GIVEN TASK: Search the listing below for "უნდა". Copy each matching line.

AVAILABLE DATA:
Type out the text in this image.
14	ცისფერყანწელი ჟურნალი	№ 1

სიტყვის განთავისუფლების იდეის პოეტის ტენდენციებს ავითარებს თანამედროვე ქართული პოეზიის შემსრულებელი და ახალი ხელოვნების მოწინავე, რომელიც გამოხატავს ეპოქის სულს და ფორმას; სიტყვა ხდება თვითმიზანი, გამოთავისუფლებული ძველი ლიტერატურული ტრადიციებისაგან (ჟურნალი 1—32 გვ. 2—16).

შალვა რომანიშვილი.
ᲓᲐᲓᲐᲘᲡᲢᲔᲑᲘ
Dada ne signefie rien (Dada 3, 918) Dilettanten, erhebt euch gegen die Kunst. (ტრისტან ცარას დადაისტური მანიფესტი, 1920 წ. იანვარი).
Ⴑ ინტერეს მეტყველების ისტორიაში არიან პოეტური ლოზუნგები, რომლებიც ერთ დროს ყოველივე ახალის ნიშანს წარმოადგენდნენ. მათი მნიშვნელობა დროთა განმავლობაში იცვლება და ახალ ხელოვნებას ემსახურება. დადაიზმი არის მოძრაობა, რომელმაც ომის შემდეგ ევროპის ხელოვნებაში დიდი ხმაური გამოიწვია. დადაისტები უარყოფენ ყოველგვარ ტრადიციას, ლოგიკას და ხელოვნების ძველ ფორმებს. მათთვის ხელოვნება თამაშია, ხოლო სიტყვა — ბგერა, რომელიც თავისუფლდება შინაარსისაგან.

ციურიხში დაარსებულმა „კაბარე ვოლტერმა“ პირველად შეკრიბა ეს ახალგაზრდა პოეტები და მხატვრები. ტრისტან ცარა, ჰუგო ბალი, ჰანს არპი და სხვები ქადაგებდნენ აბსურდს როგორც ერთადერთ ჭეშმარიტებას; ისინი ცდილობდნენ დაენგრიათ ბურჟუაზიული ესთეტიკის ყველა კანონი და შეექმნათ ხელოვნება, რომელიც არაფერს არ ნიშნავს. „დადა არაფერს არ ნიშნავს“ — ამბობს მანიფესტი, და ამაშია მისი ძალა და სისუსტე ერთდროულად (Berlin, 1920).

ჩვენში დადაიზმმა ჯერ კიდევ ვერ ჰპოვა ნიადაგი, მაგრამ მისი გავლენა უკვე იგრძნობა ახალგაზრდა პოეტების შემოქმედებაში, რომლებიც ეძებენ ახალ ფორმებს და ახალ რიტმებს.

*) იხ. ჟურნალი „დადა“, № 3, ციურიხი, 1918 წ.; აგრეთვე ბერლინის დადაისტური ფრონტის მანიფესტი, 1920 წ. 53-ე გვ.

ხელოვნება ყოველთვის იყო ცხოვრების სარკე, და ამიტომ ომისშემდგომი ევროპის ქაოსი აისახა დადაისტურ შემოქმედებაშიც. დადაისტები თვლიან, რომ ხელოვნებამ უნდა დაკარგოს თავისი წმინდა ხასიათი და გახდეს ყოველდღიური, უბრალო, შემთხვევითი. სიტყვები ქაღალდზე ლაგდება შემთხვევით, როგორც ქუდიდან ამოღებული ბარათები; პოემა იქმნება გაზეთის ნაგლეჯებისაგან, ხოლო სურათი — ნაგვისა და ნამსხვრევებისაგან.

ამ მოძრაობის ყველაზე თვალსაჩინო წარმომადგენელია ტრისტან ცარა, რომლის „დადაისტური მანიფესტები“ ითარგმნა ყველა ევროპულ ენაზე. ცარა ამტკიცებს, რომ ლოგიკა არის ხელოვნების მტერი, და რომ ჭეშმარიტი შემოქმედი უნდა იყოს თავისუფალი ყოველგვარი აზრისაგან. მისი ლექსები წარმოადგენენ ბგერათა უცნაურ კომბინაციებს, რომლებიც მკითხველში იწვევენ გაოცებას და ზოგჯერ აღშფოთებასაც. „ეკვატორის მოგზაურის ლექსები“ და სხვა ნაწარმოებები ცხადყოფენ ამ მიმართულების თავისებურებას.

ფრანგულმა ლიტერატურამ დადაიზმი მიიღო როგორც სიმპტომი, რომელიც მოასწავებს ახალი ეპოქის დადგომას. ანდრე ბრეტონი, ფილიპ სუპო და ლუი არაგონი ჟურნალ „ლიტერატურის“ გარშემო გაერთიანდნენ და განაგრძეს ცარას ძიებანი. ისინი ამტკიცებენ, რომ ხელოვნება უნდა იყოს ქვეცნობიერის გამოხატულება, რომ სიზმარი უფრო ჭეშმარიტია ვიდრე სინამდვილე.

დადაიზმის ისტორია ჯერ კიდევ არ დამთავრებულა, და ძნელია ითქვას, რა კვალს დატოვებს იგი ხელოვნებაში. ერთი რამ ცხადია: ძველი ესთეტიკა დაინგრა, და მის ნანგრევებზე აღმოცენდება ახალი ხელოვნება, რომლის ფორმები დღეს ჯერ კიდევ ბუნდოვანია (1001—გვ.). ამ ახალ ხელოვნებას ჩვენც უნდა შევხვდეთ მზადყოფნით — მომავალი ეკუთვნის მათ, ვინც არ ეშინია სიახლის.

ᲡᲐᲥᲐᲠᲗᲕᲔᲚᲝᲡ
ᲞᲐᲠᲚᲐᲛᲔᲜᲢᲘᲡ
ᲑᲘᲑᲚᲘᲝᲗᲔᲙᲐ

EXERCISE ANSWER:
ხელოვნება ყოველთვის იყო ცხოვრების სარკე, და ამიტომ ომისშემდგომი ევროპის ქაოსი აისახა დადაისტურ შემოქმედებაშიც. დადაისტები თვლიან, რომ ხელოვნებამ უნდა დაკარგოს თავისი წმინდა ხასიათი და გახდეს ყოველდღიური, უბრალო, შემთხვევითი. სიტყვები ქაღალდზე ლაგდება შემთხვევით, როგორც ქუდიდან ამოღებული ბარათები; პოემა იქმნება გაზეთის ნაგლეჯებისაგან, ხოლო სურათი — ნაგვისა და ნამსხვრევებისაგან.
ამ მოძრაობის ყველაზე თვალსაჩინო წარმომადგენელია ტრისტან ცარა, რომლის „დადაისტური მანიფესტები“ ითარგმნა ყველა ევროპულ ენაზე. ცარა ამტკიცებს, რომ ლოგიკა არის ხელოვნების მტერი, და რომ ჭეშმარიტი შემოქმედი უნდა იყოს თავისუფალი ყოველგვარი აზრისაგან. მისი ლექსები წარმოადგენენ ბგერათა უცნაურ კომბინაციებს, რომლებიც მკითხველში იწვევენ გაოცებას და ზოგჯერ აღშფოთებასაც. „ეკვატორის მოგზაურის ლექსები“ და სხვა ნაწარმოებები ცხადყოფენ ამ მიმართულების თავისებურებას.
ფრანგულმა ლიტერატურამ დადაიზმი მიიღო როგორც სიმპტომი, რომელიც მოასწავებს ახალი ეპოქის დადგომას. ანდრე ბრეტონი, ფილიპ სუპო და ლუი არაგონი ჟურნალ „ლიტერატურის“ გარშემო გაერთიანდნენ და განაგრძეს ცარას ძიებანი. ისინი ამტკიცებენ, რომ ხელოვნება უნდა იყოს ქვეცნობიერის გამოხატულება, რომ სიზმარი უფრო ჭეშმარიტია ვიდრე სინამდვილე.
დადაიზმის ისტორია ჯერ კიდევ არ დამთავრებულა, და ძნელია ითქვას, რა კვალს დატოვებს იგი ხელოვნებაში. ერთი რამ ცხადია: ძველი ესთეტიკა დაინგრა, და მის ნანგრევებზე აღმოცენდება ახალი ხელოვნება, რომლის ფორმები დღეს ჯერ კიდევ ბუნდოვანია (1001—გვ.). ამ ახალ ხელოვნებას ჩვენც უნდა შევხვდეთ მზადყოფნით — მომავალი ეკუთვნის მათ, ვინც არ ეშინია სიახლის.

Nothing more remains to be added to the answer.